■ **SHORT EXERCISE**
Pull every line that holds the word "JSON" from the entries.

*-*-*

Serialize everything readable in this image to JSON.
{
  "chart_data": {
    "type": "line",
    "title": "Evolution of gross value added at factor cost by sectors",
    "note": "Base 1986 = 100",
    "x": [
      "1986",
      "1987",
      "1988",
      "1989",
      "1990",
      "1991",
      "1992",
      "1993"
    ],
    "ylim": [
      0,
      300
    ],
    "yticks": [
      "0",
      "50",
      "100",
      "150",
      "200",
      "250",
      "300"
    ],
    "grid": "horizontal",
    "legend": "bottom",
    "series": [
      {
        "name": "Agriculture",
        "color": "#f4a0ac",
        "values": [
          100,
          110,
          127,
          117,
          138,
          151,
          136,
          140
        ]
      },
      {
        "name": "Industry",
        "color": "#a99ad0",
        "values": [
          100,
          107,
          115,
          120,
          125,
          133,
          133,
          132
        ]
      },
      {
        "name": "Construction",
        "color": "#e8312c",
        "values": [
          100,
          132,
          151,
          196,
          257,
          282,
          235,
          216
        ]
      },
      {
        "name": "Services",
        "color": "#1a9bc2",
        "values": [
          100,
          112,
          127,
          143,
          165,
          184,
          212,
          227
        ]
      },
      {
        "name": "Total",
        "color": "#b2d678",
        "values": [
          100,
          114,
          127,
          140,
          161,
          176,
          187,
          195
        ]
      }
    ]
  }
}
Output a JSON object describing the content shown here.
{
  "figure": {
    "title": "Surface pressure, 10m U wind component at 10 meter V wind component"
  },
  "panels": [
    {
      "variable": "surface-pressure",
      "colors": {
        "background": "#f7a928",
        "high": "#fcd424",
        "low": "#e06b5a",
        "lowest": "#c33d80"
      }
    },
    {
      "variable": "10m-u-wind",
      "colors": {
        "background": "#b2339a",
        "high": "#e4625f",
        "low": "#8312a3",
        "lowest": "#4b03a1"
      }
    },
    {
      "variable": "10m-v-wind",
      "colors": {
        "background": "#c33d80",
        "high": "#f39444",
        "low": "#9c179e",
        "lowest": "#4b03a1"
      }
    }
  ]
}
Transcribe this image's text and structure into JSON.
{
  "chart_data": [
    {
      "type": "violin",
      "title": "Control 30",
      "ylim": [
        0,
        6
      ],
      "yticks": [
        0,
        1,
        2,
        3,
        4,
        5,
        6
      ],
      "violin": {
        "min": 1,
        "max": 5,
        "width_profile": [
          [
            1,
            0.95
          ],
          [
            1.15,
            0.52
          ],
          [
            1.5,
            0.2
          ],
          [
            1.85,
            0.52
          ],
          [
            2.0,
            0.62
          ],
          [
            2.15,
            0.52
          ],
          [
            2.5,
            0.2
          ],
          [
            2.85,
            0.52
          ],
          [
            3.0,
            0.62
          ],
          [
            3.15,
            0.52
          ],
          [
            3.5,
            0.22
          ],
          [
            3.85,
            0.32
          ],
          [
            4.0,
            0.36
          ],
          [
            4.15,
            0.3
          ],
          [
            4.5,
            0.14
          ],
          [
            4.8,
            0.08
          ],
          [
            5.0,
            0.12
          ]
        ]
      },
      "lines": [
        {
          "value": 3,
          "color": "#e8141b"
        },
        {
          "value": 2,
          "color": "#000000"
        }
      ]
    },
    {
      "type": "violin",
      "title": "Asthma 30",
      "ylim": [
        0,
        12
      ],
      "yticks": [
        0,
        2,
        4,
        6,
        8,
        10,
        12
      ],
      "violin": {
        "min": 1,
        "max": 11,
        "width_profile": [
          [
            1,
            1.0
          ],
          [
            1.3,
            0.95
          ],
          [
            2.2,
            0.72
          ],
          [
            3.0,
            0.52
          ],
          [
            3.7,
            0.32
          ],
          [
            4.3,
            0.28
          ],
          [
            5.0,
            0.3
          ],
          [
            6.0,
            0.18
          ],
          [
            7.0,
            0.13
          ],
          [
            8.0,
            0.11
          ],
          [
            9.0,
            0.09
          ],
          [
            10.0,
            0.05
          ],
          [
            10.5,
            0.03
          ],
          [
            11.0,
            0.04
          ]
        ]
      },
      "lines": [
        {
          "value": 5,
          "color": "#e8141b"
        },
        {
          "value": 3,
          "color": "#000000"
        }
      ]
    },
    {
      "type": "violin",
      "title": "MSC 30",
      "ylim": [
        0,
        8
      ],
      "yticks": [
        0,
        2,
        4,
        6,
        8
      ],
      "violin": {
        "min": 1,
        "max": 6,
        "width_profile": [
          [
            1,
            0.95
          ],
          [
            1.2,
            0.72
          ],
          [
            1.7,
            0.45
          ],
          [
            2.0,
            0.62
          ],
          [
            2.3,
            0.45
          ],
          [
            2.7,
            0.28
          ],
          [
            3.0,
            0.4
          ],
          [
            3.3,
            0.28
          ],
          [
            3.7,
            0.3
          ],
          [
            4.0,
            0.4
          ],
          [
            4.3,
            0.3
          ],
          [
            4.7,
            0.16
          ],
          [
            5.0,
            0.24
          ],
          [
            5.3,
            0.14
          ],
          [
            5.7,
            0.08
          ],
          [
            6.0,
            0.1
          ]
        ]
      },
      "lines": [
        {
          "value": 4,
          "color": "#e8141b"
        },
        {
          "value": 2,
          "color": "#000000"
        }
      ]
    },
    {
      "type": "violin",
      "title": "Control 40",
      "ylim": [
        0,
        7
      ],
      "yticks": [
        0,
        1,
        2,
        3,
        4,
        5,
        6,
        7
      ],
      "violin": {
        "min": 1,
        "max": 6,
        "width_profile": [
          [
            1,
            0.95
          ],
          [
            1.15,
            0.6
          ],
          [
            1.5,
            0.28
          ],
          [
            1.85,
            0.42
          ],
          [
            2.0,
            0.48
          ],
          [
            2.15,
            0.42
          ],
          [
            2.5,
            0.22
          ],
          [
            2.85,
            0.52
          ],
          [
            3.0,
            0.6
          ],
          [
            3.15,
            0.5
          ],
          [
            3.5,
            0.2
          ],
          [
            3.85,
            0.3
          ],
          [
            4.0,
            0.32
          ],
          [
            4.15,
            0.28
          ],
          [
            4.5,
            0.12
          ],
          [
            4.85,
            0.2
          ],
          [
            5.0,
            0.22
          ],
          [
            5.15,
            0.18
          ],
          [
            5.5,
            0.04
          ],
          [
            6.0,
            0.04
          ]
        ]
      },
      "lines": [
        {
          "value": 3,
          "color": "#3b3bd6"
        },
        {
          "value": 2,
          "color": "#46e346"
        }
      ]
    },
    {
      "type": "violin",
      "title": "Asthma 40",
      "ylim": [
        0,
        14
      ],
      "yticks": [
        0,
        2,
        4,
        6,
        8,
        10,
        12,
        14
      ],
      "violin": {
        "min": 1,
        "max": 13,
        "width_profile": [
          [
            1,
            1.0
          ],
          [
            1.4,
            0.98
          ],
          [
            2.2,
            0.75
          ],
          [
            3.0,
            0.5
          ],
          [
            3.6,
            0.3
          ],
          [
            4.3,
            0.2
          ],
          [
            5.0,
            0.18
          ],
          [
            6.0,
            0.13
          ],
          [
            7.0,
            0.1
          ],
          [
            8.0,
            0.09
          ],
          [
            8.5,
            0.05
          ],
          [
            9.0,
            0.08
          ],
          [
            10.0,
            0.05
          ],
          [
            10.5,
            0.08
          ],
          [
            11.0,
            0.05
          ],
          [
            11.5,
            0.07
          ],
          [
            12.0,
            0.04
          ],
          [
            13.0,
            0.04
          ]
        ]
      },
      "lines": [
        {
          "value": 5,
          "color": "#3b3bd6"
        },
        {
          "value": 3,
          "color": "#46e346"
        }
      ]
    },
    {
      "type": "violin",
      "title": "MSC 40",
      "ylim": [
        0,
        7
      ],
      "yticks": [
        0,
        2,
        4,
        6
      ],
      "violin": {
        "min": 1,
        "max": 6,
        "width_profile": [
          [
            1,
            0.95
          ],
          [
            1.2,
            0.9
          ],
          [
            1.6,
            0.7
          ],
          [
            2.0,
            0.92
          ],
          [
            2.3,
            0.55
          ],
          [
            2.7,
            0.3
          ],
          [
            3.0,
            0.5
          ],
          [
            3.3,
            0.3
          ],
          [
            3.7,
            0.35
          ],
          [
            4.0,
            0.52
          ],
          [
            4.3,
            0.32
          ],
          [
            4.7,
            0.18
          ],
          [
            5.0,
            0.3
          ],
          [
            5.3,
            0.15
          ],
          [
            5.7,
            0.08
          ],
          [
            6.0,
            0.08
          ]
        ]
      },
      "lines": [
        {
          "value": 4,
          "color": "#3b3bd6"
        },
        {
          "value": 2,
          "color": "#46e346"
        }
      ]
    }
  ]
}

*-*-*

■ **CORRECT RESPONSE**
Serialize everything readable in this image to JSON.
Output a JSON object describing the content shown here.
Transcribe this image's text and structure into JSON.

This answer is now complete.